* **REQUIREMENT**
Copy out each line below exactly as it appears.

* **RECORDED DATA**
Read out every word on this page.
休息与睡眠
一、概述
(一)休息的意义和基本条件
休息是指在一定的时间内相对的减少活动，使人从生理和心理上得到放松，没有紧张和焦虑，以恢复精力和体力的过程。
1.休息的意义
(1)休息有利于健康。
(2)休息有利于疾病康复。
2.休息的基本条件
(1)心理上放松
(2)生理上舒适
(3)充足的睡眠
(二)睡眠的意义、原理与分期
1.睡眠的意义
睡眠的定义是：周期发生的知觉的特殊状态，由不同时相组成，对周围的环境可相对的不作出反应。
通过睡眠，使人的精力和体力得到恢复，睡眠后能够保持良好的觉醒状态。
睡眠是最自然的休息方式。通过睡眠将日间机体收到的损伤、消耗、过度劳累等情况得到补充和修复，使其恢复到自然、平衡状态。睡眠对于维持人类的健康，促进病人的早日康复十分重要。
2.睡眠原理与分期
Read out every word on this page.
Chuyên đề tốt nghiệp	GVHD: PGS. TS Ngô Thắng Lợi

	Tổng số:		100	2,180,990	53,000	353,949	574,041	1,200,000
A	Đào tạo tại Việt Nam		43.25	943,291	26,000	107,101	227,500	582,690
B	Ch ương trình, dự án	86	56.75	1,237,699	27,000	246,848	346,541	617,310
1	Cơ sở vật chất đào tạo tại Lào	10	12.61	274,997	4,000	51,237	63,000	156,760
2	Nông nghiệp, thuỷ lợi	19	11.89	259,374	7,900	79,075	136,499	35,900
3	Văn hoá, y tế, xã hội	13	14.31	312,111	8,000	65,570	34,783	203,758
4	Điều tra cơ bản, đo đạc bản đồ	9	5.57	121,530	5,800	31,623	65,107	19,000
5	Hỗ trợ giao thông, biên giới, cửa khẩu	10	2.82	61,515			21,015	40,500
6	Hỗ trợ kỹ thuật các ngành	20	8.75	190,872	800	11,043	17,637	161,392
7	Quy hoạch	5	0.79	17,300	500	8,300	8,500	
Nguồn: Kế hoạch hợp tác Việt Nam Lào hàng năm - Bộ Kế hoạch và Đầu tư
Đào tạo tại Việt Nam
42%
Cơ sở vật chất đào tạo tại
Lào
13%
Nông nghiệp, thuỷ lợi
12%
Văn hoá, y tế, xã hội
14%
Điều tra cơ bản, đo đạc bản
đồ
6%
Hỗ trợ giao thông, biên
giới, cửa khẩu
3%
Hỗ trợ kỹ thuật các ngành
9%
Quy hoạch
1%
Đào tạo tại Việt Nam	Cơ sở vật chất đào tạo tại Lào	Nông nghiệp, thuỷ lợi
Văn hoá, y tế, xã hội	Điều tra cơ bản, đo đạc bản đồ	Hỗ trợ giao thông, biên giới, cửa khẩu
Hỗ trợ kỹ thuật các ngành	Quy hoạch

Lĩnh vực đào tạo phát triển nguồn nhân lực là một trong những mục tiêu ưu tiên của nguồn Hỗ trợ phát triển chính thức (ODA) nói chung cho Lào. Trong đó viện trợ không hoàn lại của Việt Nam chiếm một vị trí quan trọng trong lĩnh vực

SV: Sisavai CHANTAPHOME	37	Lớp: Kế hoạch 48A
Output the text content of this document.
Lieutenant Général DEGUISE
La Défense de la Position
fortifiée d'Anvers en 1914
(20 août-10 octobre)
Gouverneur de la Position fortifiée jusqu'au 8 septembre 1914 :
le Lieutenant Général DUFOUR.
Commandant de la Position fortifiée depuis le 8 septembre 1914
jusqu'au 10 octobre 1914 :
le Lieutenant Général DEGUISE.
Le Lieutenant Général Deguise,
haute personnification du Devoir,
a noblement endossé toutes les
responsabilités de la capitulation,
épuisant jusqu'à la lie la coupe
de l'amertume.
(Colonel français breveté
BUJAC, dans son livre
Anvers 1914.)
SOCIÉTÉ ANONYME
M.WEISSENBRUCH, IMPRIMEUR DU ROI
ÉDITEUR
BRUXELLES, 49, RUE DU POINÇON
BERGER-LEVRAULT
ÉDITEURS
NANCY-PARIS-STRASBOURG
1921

* **TASK RESPONSE**
Read out every word on this page.
休息与睡眠
一、概述
(一)休息的意义和基本条件
休息是指在一定的时间内相对的减少活动，使人从生理和心理上得到放松，没有紧张和焦虑，以恢复精力和体力的过程。
1.休息的意义
(1)休息有利于健康。
(2)休息有利于疾病康复。
2.休息的基本条件
(1)心理上放松
(2)生理上舒适
(3)充足的睡眠
(二)睡眠的意义、原理与分期
1.睡眠的意义
睡眠的定义是：周期发生的知觉的特殊状态，由不同时相组成，对周围的环境可相对的不作出反应。
通过睡眠，使人的精力和体力得到恢复，睡眠后能够保持良好的觉醒状态。
睡眠是最自然的休息方式。通过睡眠将日间机体收到的损伤、消耗、过度劳累等情况得到补充和修复，使其恢复到自然、平衡状态。睡眠对于维持人类的健康，促进病人的早日康复十分重要。
2.睡眠原理与分期
Read out every word on this page.
Chuyên đề tốt nghiệp	GVHD: PGS. TS Ngô Thắng Lợi

	Tổng số:		100	2,180,990	53,000	353,949	574,041	1,200,000
A	Đào tạo tại Việt Nam		43.25	943,291	26,000	107,101	227,500	582,690
B	Ch ương trình, dự án	86	56.75	1,237,699	27,000	246,848	346,541	617,310
1	Cơ sở vật chất đào tạo tại Lào	10	12.61	274,997	4,000	51,237	63,000	156,760
2	Nông nghiệp, thuỷ lợi	19	11.89	259,374	7,900	79,075	136,499	35,900
3	Văn hoá, y tế, xã hội	13	14.31	312,111	8,000	65,570	34,783	203,758
4	Điều tra cơ bản, đo đạc bản đồ	9	5.57	121,530	5,800	31,623	65,107	19,000
5	Hỗ trợ giao thông, biên giới, cửa khẩu	10	2.82	61,515			21,015	40,500
6	Hỗ trợ kỹ thuật các ngành	20	8.75	190,872	800	11,043	17,637	161,392
7	Quy hoạch	5	0.79	17,300	500	8,300	8,500	
Nguồn: Kế hoạch hợp tác Việt Nam Lào hàng năm - Bộ Kế hoạch và Đầu tư
Đào tạo tại Việt Nam
42%
Cơ sở vật chất đào tạo tại
Lào
13%
Nông nghiệp, thuỷ lợi
12%
Văn hoá, y tế, xã hội
14%
Điều tra cơ bản, đo đạc bản
đồ
6%
Hỗ trợ giao thông, biên
giới, cửa khẩu
3%
Hỗ trợ kỹ thuật các ngành
9%
Quy hoạch
1%
Đào tạo tại Việt Nam	Cơ sở vật chất đào tạo tại Lào	Nông nghiệp, thuỷ lợi
Văn hoá, y tế, xã hội	Điều tra cơ bản, đo đạc bản đồ	Hỗ trợ giao thông, biên giới, cửa khẩu
Hỗ trợ kỹ thuật các ngành	Quy hoạch

Lĩnh vực đào tạo phát triển nguồn nhân lực là một trong những mục tiêu ưu tiên của nguồn Hỗ trợ phát triển chính thức (ODA) nói chung cho Lào. Trong đó viện trợ không hoàn lại của Việt Nam chiếm một vị trí quan trọng trong lĩnh vực

SV: Sisavai CHANTAPHOME	37	Lớp: Kế hoạch 48A
Output the text content of this document.
Lieutenant Général DEGUISE
La Défense de la Position
fortifiée d'Anvers en 1914
(20 août-10 octobre)
Gouverneur de la Position fortifiée jusqu'au 8 septembre 1914 :
le Lieutenant Général DUFOUR.
Commandant de la Position fortifiée depuis le 8 septembre 1914
jusqu'au 10 octobre 1914 :
le Lieutenant Général DEGUISE.
Le Lieutenant Général Deguise,
haute personnification du Devoir,
a noblement endossé toutes les
responsabilités de la capitulation,
épuisant jusqu'à la lie la coupe
de l'amertume.
(Colonel français breveté
BUJAC, dans son livre
Anvers 1914.)
SOCIÉTÉ ANONYME
M.WEISSENBRUCH, IMPRIMEUR DU ROI
ÉDITEUR
BRUXELLES, 49, RUE DU POINÇON
BERGER-LEVRAULT
ÉDITEURS
NANCY-PARIS-STRASBOURG
1921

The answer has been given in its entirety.